◆ **Stated exercise**:
Copy out every line exactly, passing over the pictures.

◆ **Records provided**:

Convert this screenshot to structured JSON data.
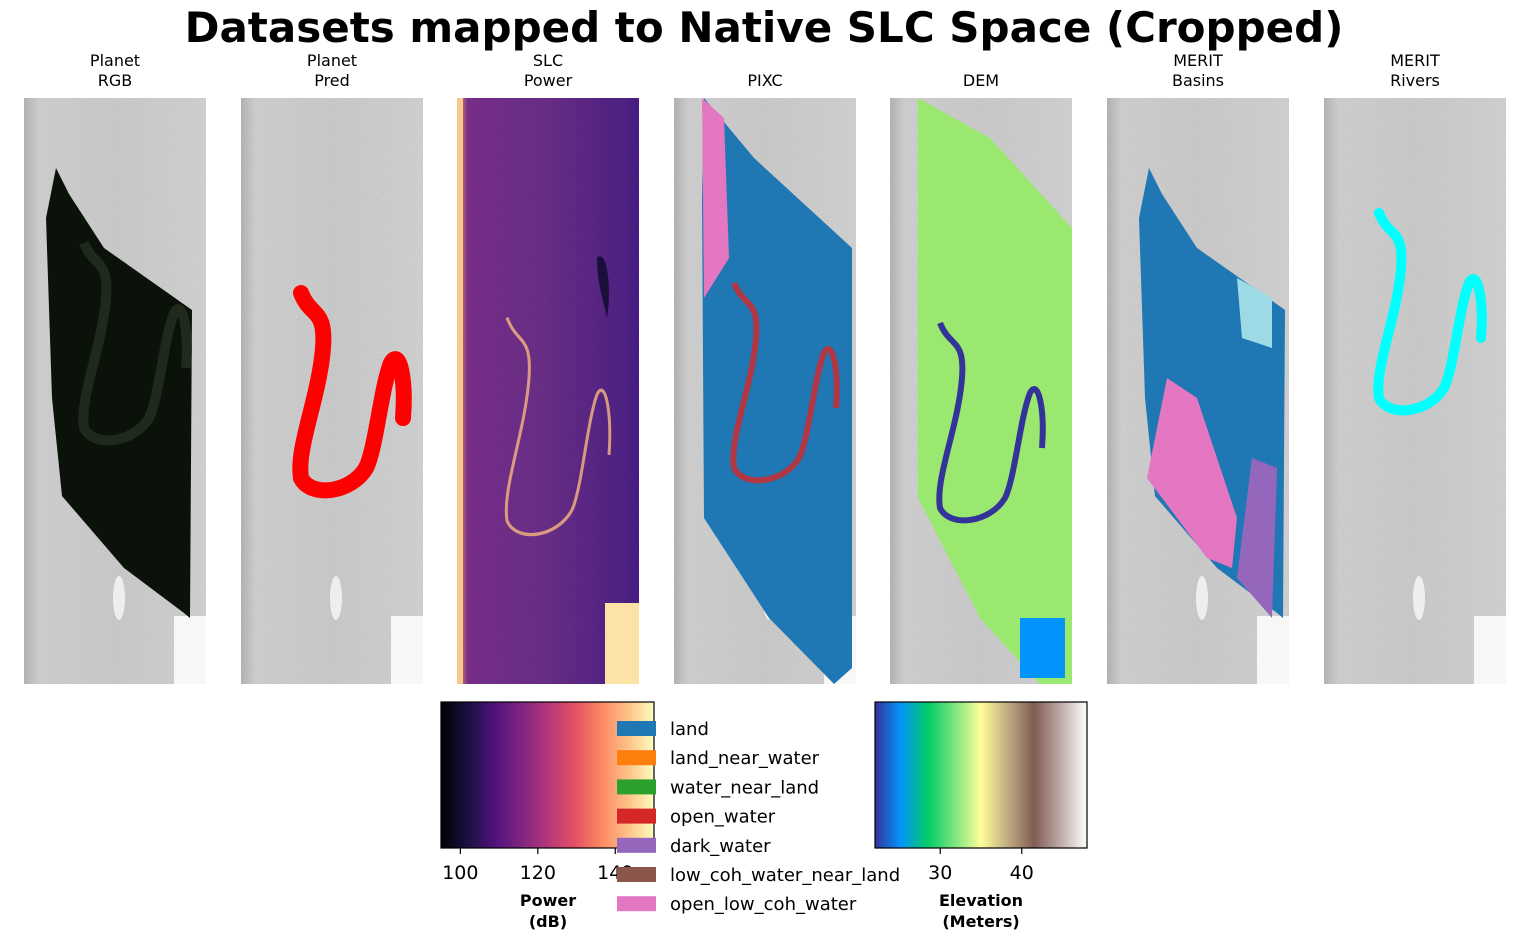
{
  "chart_data": {
    "type": "heatmap",
    "title": "Datasets mapped to Native SLC Space (Cropped)",
    "panels": [
      {
        "line1": "Planet",
        "line2": "RGB",
        "layer": "rgb",
        "color": "#0a120a"
      },
      {
        "line1": "Planet",
        "line2": "Pred",
        "layer": "pred",
        "color": "#ff0000"
      },
      {
        "line1": "SLC",
        "line2": "Power",
        "layer": "power",
        "color": "#6b2a8a"
      },
      {
        "line1": "",
        "line2": "PIXC",
        "layer": "pixc",
        "color": "#1f77b4"
      },
      {
        "line1": "",
        "line2": "DEM",
        "layer": "dem",
        "color": "#9be870"
      },
      {
        "line1": "MERIT",
        "line2": "Basins",
        "layer": "basins",
        "color": "#1f77b4"
      },
      {
        "line1": "MERIT",
        "line2": "Rivers",
        "layer": "rivers",
        "color": "#00ffff"
      }
    ],
    "power_colorbar": {
      "colormap": "magma",
      "ticks": [
        100,
        120,
        140
      ],
      "range": [
        95,
        150
      ],
      "label_line1": "Power",
      "label_line2": "(dB)"
    },
    "elevation_colorbar": {
      "colormap": "terrain",
      "ticks": [
        30,
        40
      ],
      "range": [
        22,
        48
      ],
      "label_line1": "Elevation",
      "label_line2": "(Meters)"
    },
    "legend": [
      {
        "label": "land",
        "color": "#1f77b4"
      },
      {
        "label": "land_near_water",
        "color": "#ff7f0e"
      },
      {
        "label": "water_near_land",
        "color": "#2ca02c"
      },
      {
        "label": "open_water",
        "color": "#d62728"
      },
      {
        "label": "dark_water",
        "color": "#9467bd"
      },
      {
        "label": "low_coh_water_near_land",
        "color": "#8c564b"
      },
      {
        "label": "open_low_coh_water",
        "color": "#e377c2"
      }
    ]
  }
}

◆ **Answer to the problem**:
Convert this screenshot to structured JSON data.
{
  "chart_data": {
    "type": "heatmap",
    "title": "Datasets mapped to Native SLC Space (Cropped)",
    "panels": [
      {
        "line1": "Planet",
        "line2": "RGB",
        "layer": "rgb",
        "color": "#0a120a"
      },
      {
        "line1": "Planet",
        "line2": "Pred",
        "layer": "pred",
        "color": "#ff0000"
      },
      {
        "line1": "SLC",
        "line2": "Power",
        "layer": "power",
        "color": "#6b2a8a"
      },
      {
        "line1": "",
        "line2": "PIXC",
        "layer": "pixc",
        "color": "#1f77b4"
      },
      {
        "line1": "",
        "line2": "DEM",
        "layer": "dem",
        "color": "#9be870"
      },
      {
        "line1": "MERIT",
        "line2": "Basins",
        "layer": "basins",
        "color": "#1f77b4"
      },
      {
        "line1": "MERIT",
        "line2": "Rivers",
        "layer": "rivers",
        "color": "#00ffff"
      }
    ],
    "power_colorbar": {
      "colormap": "magma",
      "ticks": [
        100,
        120,
        140
      ],
      "range": [
        95,
        150
      ],
      "label_line1": "Power",
      "label_line2": "(dB)"
    },
    "elevation_colorbar": {
      "colormap": "terrain",
      "ticks": [
        30,
        40
      ],
      "range": [
        22,
        48
      ],
      "label_line1": "Elevation",
      "label_line2": "(Meters)"
    },
    "legend": [
      {
        "label": "land",
        "color": "#1f77b4"
      },
      {
        "label": "land_near_water",
        "color": "#ff7f0e"
      },
      {
        "label": "water_near_land",
        "color": "#2ca02c"
      },
      {
        "label": "open_water",
        "color": "#d62728"
      },
      {
        "label": "dark_water",
        "color": "#9467bd"
      },
      {
        "label": "low_coh_water_near_land",
        "color": "#8c564b"
      },
      {
        "label": "open_low_coh_water",
        "color": "#e377c2"
      }
    ]
  }
}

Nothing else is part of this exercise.